* [Given problem]:
Write the data out again, exactly as given.

[Start Data shown]

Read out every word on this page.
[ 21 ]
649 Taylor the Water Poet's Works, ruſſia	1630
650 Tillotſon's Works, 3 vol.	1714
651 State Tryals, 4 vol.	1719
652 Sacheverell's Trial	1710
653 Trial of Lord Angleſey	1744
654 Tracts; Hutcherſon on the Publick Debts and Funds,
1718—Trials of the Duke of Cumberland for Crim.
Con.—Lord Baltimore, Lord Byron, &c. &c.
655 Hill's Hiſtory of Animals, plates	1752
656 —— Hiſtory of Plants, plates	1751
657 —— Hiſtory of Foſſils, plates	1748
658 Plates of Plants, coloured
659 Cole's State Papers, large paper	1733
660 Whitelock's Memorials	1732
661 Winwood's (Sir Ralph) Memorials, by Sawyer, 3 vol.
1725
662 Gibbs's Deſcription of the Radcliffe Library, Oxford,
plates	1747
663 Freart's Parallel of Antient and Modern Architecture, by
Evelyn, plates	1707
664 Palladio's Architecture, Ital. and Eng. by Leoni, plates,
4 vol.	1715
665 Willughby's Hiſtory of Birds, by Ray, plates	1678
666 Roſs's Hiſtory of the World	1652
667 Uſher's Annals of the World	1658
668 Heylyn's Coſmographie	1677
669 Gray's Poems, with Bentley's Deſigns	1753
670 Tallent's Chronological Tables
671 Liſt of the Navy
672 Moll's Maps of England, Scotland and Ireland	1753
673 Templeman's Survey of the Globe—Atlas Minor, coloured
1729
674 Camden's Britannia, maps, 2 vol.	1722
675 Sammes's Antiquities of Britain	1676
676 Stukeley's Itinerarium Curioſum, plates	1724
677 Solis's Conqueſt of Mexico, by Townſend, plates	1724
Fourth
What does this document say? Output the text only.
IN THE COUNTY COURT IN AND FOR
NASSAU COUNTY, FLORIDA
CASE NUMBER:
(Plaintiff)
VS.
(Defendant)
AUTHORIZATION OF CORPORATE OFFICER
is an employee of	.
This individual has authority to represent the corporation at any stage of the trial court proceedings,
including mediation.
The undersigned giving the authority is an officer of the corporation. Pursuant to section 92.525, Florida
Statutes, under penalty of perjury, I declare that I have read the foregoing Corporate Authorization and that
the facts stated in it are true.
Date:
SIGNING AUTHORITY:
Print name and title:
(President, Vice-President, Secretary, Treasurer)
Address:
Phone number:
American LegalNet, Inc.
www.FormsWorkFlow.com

[End Data shown]

* [Solved problem]:
Read out every word on this page.
[ 21 ]
649 Taylor the Water Poet's Works, ruſſia	1630
650 Tillotſon's Works, 3 vol.	1714
651 State Tryals, 4 vol.	1719
652 Sacheverell's Trial	1710
653 Trial of Lord Angleſey	1744
654 Tracts; Hutcherſon on the Publick Debts and Funds,
1718—Trials of the Duke of Cumberland for Crim.
Con.—Lord Baltimore, Lord Byron, &c. &c.
655 Hill's Hiſtory of Animals, plates	1752
656 —— Hiſtory of Plants, plates	1751
657 —— Hiſtory of Foſſils, plates	1748
658 Plates of Plants, coloured
659 Cole's State Papers, large paper	1733
660 Whitelock's Memorials	1732
661 Winwood's (Sir Ralph) Memorials, by Sawyer, 3 vol.
1725
662 Gibbs's Deſcription of the Radcliffe Library, Oxford,
plates	1747
663 Freart's Parallel of Antient and Modern Architecture, by
Evelyn, plates	1707
664 Palladio's Architecture, Ital. and Eng. by Leoni, plates,
4 vol.	1715
665 Willughby's Hiſtory of Birds, by Ray, plates	1678
666 Roſs's Hiſtory of the World	1652
667 Uſher's Annals of the World	1658
668 Heylyn's Coſmographie	1677
669 Gray's Poems, with Bentley's Deſigns	1753
670 Tallent's Chronological Tables
671 Liſt of the Navy
672 Moll's Maps of England, Scotland and Ireland	1753
673 Templeman's Survey of the Globe—Atlas Minor, coloured
1729
674 Camden's Britannia, maps, 2 vol.	1722
675 Sammes's Antiquities of Britain	1676
676 Stukeley's Itinerarium Curioſum, plates	1724
677 Solis's Conqueſt of Mexico, by Townſend, plates	1724
Fourth
What does this document say? Output the text only.
IN THE COUNTY COURT IN AND FOR
NASSAU COUNTY, FLORIDA
CASE NUMBER:
(Plaintiff)
VS.
(Defendant)
AUTHORIZATION OF CORPORATE OFFICER
is an employee of	.
This individual has authority to represent the corporation at any stage of the trial court proceedings,
including mediation.
The undersigned giving the authority is an officer of the corporation. Pursuant to section 92.525, Florida
Statutes, under penalty of perjury, I declare that I have read the foregoing Corporate Authorization and that
the facts stated in it are true.
Date:
SIGNING AUTHORITY:
Print name and title:
(President, Vice-President, Secretary, Treasurer)
Address:
Phone number:
American LegalNet, Inc.
www.FormsWorkFlow.com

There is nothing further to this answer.